### Task details:
Word for word, quote all of the material, omitting the pictures.

### Records for the exercise:
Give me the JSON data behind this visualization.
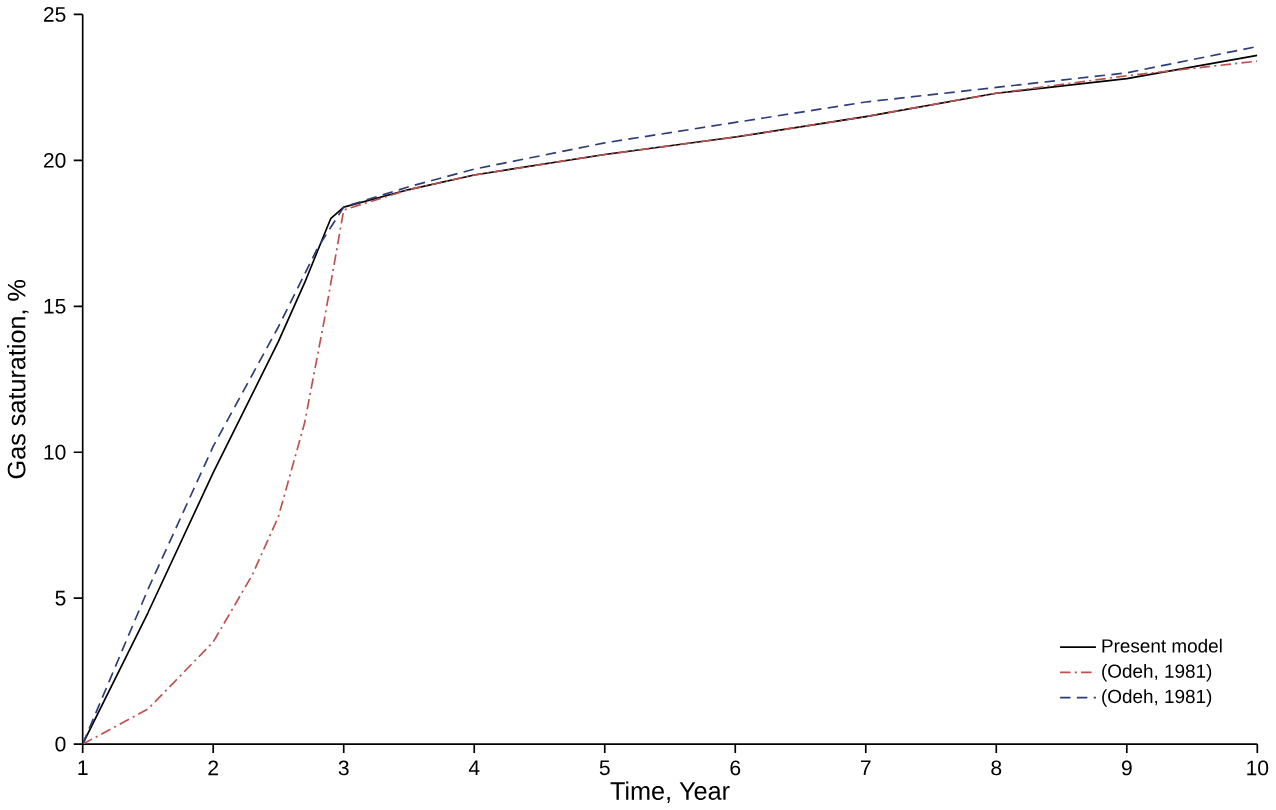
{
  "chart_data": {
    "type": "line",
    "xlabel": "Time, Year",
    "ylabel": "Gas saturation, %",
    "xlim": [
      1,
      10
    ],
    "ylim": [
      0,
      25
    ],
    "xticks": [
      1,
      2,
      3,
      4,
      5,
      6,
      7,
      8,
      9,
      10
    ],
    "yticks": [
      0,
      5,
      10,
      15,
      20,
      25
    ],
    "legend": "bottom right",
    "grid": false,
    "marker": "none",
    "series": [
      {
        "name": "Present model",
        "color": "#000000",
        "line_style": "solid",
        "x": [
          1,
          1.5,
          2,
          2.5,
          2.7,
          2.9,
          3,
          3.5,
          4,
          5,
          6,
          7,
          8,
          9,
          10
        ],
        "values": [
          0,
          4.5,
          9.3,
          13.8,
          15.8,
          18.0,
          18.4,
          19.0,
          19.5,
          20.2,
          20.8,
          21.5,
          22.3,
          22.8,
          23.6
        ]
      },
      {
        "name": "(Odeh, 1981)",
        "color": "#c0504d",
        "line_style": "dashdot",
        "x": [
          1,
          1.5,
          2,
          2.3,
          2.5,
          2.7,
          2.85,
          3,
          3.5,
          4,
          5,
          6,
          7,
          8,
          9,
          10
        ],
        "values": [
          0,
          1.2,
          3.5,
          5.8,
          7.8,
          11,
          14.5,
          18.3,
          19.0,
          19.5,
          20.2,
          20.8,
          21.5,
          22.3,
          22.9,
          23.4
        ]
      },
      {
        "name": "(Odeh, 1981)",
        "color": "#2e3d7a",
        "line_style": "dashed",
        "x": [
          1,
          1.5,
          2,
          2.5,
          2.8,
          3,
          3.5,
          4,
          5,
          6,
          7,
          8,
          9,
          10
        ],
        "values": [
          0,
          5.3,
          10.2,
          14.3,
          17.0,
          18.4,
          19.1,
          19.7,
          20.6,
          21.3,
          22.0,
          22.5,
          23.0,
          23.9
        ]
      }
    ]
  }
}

### Problem solution:
Give me the JSON data behind this visualization.
{
  "chart_data": {
    "type": "line",
    "xlabel": "Time, Year",
    "ylabel": "Gas saturation, %",
    "xlim": [
      1,
      10
    ],
    "ylim": [
      0,
      25
    ],
    "xticks": [
      1,
      2,
      3,
      4,
      5,
      6,
      7,
      8,
      9,
      10
    ],
    "yticks": [
      0,
      5,
      10,
      15,
      20,
      25
    ],
    "legend": "bottom right",
    "grid": false,
    "marker": "none",
    "series": [
      {
        "name": "Present model",
        "color": "#000000",
        "line_style": "solid",
        "x": [
          1,
          1.5,
          2,
          2.5,
          2.7,
          2.9,
          3,
          3.5,
          4,
          5,
          6,
          7,
          8,
          9,
          10
        ],
        "values": [
          0,
          4.5,
          9.3,
          13.8,
          15.8,
          18.0,
          18.4,
          19.0,
          19.5,
          20.2,
          20.8,
          21.5,
          22.3,
          22.8,
          23.6
        ]
      },
      {
        "name": "(Odeh, 1981)",
        "color": "#c0504d",
        "line_style": "dashdot",
        "x": [
          1,
          1.5,
          2,
          2.3,
          2.5,
          2.7,
          2.85,
          3,
          3.5,
          4,
          5,
          6,
          7,
          8,
          9,
          10
        ],
        "values": [
          0,
          1.2,
          3.5,
          5.8,
          7.8,
          11,
          14.5,
          18.3,
          19.0,
          19.5,
          20.2,
          20.8,
          21.5,
          22.3,
          22.9,
          23.4
        ]
      },
      {
        "name": "(Odeh, 1981)",
        "color": "#2e3d7a",
        "line_style": "dashed",
        "x": [
          1,
          1.5,
          2,
          2.5,
          2.8,
          3,
          3.5,
          4,
          5,
          6,
          7,
          8,
          9,
          10
        ],
        "values": [
          0,
          5.3,
          10.2,
          14.3,
          17.0,
          18.4,
          19.1,
          19.7,
          20.6,
          21.3,
          22.0,
          22.5,
          23.0,
          23.9
        ]
      }
    ]
  }
}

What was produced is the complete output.